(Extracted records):
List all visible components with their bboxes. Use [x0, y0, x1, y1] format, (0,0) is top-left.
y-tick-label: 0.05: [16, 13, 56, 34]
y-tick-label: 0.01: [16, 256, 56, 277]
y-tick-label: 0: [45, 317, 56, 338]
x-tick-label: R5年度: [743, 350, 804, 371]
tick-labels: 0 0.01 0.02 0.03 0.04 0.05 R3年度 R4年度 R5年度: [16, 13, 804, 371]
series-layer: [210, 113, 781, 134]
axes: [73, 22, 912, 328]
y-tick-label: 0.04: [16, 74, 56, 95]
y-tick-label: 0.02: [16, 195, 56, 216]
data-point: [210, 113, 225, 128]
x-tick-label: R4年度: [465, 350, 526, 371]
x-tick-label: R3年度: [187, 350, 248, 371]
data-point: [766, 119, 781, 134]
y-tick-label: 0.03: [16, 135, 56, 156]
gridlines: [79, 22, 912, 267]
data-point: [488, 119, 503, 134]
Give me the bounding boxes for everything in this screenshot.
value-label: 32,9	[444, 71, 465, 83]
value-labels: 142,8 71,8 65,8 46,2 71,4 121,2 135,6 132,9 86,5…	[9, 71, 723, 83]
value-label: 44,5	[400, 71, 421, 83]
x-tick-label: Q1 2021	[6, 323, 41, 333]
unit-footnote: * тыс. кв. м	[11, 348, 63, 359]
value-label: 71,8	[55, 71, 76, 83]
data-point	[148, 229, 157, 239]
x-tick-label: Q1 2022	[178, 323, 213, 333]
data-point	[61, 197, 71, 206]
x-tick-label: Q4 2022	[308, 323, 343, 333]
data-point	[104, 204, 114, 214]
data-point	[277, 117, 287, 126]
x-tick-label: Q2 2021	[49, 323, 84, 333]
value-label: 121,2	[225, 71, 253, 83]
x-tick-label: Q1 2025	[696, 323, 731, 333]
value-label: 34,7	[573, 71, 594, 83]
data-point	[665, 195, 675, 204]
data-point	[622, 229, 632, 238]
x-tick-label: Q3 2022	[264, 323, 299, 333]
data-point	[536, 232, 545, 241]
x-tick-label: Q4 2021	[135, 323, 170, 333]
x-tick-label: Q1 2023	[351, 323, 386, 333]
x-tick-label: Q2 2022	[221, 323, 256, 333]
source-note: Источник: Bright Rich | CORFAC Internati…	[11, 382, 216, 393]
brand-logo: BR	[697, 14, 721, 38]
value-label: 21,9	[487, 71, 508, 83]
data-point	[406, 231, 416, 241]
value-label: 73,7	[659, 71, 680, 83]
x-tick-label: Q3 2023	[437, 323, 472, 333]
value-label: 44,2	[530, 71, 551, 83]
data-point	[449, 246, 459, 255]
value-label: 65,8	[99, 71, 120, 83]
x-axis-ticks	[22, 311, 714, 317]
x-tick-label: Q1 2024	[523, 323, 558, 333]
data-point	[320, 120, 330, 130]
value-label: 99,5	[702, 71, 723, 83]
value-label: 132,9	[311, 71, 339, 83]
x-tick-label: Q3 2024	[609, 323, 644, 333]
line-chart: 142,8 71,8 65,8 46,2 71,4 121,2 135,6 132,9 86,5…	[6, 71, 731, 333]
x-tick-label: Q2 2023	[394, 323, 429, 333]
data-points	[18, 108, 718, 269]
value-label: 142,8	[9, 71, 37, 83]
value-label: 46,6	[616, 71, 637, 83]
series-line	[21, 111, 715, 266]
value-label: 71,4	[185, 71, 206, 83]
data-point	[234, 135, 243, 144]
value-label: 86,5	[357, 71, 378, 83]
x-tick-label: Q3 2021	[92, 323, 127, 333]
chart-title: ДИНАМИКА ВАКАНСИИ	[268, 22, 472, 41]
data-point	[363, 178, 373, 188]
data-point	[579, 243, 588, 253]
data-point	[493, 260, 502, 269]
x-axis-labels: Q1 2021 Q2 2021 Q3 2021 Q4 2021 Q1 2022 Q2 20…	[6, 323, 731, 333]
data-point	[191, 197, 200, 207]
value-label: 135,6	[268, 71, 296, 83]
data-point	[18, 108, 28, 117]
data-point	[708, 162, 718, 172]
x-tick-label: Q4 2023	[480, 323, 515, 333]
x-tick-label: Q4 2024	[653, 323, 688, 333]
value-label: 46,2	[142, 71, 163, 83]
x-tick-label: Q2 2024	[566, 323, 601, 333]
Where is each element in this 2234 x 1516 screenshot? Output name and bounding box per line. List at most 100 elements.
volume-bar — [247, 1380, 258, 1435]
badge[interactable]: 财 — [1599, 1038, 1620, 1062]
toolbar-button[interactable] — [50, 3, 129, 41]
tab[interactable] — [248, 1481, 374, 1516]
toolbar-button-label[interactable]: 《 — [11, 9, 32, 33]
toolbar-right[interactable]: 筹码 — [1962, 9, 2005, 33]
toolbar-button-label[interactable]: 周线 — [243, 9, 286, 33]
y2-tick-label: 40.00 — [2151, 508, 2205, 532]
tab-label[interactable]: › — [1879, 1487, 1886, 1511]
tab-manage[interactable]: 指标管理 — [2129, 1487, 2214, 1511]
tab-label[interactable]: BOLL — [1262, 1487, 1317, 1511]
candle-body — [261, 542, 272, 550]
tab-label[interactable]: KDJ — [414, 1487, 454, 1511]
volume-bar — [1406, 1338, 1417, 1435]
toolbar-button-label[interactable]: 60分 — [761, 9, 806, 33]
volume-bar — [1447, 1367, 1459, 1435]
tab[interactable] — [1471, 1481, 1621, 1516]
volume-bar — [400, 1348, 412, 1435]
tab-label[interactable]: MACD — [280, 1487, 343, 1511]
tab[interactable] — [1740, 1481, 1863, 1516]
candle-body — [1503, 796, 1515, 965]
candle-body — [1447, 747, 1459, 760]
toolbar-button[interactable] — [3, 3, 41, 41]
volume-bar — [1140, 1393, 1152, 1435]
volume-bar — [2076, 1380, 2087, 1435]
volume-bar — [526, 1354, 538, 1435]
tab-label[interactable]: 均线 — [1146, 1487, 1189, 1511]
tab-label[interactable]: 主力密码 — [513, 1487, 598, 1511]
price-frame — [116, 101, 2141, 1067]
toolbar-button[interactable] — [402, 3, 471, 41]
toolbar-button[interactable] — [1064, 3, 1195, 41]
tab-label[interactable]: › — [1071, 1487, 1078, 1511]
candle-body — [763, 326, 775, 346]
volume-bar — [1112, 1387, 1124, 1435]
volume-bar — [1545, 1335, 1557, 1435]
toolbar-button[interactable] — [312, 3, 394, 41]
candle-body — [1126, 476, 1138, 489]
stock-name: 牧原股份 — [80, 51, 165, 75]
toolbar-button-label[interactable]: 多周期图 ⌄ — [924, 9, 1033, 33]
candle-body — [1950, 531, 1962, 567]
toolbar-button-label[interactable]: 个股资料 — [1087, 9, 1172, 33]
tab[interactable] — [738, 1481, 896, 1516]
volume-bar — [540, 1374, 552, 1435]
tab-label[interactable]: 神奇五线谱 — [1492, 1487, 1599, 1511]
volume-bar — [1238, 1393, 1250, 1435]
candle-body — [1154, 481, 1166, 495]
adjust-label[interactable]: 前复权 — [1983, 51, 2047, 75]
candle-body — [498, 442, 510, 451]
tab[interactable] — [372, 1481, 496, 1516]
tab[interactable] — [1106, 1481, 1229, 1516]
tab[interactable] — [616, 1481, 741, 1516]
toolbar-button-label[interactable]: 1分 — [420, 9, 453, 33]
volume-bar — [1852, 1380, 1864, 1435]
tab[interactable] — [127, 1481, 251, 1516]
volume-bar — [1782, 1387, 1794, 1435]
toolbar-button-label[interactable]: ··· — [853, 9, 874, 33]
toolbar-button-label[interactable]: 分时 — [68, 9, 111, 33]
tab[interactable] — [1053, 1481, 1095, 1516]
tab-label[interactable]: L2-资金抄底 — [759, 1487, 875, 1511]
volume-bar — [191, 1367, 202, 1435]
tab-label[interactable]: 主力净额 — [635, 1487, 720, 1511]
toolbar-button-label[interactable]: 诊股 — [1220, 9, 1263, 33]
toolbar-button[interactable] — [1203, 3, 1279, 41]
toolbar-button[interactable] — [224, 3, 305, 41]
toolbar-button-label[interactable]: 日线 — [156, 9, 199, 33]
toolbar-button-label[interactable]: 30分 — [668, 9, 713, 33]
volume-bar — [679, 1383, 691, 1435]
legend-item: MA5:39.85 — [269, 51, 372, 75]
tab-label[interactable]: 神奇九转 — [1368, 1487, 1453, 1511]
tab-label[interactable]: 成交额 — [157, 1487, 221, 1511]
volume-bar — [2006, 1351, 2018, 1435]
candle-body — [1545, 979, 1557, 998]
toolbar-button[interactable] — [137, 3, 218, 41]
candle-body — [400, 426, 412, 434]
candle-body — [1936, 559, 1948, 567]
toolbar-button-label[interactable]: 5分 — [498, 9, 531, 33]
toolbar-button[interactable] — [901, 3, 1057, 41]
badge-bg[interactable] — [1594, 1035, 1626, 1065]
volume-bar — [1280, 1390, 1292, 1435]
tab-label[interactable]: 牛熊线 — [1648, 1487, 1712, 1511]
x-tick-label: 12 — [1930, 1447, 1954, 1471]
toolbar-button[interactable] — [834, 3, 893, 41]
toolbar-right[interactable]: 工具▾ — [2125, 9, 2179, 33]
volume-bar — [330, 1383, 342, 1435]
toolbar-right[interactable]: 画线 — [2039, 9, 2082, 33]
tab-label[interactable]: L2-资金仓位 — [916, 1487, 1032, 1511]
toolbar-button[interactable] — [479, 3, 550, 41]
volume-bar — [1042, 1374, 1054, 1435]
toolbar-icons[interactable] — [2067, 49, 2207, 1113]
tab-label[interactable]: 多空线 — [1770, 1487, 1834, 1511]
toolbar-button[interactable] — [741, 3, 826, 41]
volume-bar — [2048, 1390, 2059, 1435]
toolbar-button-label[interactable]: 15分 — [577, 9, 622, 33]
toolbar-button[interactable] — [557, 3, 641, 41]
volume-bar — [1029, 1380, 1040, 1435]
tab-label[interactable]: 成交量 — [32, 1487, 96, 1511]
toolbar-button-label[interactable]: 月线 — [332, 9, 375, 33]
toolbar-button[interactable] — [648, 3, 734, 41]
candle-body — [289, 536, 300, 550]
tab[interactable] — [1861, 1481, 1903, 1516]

(What you will do):
Rewrite the entries from the first one through the line containing "y-tick-label: 0.02: [16, 195, 56, 216]", changing every "y-tick-label" to "y-axis-label" and keeping everything else the same.

(Reply):
List all visible components with their bboxes. Use [x0, y0, x1, y1] format, (0,0) is top-left.
y-axis-label: 0.05: [16, 13, 56, 34]
y-axis-label: 0.01: [16, 256, 56, 277]
y-axis-label: 0: [45, 317, 56, 338]
x-tick-label: R5年度: [743, 350, 804, 371]
tick-labels: 0 0.01 0.02 0.03 0.04 0.05 R3年度 R4年度 R5年度: [16, 13, 804, 371]
series-layer: [210, 113, 781, 134]
axes: [73, 22, 912, 328]
y-axis-label: 0.04: [16, 74, 56, 95]
y-axis-label: 0.02: [16, 195, 56, 216]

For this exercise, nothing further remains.